— BEGIN —
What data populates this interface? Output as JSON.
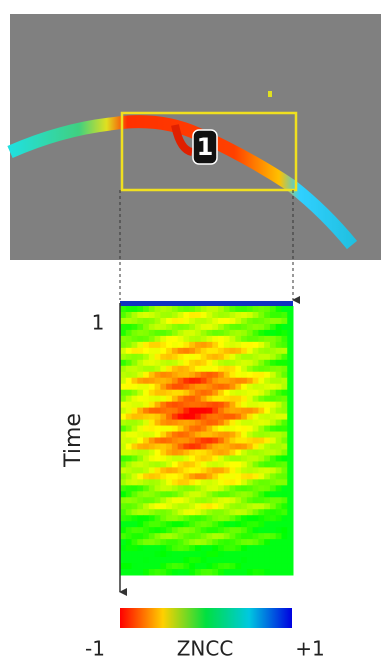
{
  "region_label": "1",
  "heatmap": {
    "start_label": "1",
    "axis_label": "Time"
  },
  "colorbar": {
    "label": "ZNCC",
    "min_label": "-1",
    "max_label": "+1"
  }
}
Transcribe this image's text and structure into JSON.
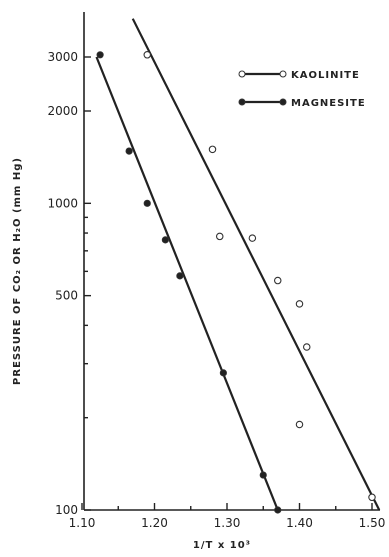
{
  "chart_data": {
    "type": "scatter",
    "title": "",
    "xlabel": "1/T x 10³",
    "ylabel": "PRESSURE OF CO₂ OR H₂O (mm Hg)",
    "x_scale": "linear",
    "y_scale": "log",
    "xlim": [
      1.1,
      1.51
    ],
    "ylim": [
      100,
      4000
    ],
    "x_ticks": [
      1.1,
      1.2,
      1.3,
      1.4,
      1.5
    ],
    "x_tick_labels": [
      "1.10",
      "1.20",
      "1.30",
      "1.40",
      "1.50"
    ],
    "y_ticks": [
      100,
      500,
      1000,
      2000,
      3000
    ],
    "y_tick_labels": [
      "100",
      "500",
      "1000",
      "2000",
      "3000"
    ],
    "legend_position": "top-right",
    "grid": false,
    "series": [
      {
        "name": "KAOLINITE",
        "marker": "open-circle",
        "x": [
          1.19,
          1.28,
          1.29,
          1.335,
          1.37,
          1.4,
          1.41,
          1.4,
          1.5
        ],
        "y": [
          3050,
          1500,
          780,
          770,
          560,
          470,
          340,
          190,
          110
        ],
        "fit_line": {
          "x": [
            1.17,
            1.51
          ],
          "y": [
            4000,
            100
          ]
        }
      },
      {
        "name": "MAGNESITE",
        "marker": "filled-circle",
        "x": [
          1.125,
          1.165,
          1.19,
          1.215,
          1.235,
          1.295,
          1.35,
          1.37
        ],
        "y": [
          3050,
          1480,
          1000,
          760,
          580,
          280,
          130,
          100
        ],
        "fit_line": {
          "x": [
            1.12,
            1.37
          ],
          "y": [
            3000,
            100
          ]
        }
      }
    ]
  }
}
— END —
REQUEST
Check all the records above and select each line where the string "marker" is found.

WRITTEN SOLUTION
        "marker": "open-circle",
        "marker": "filled-circle",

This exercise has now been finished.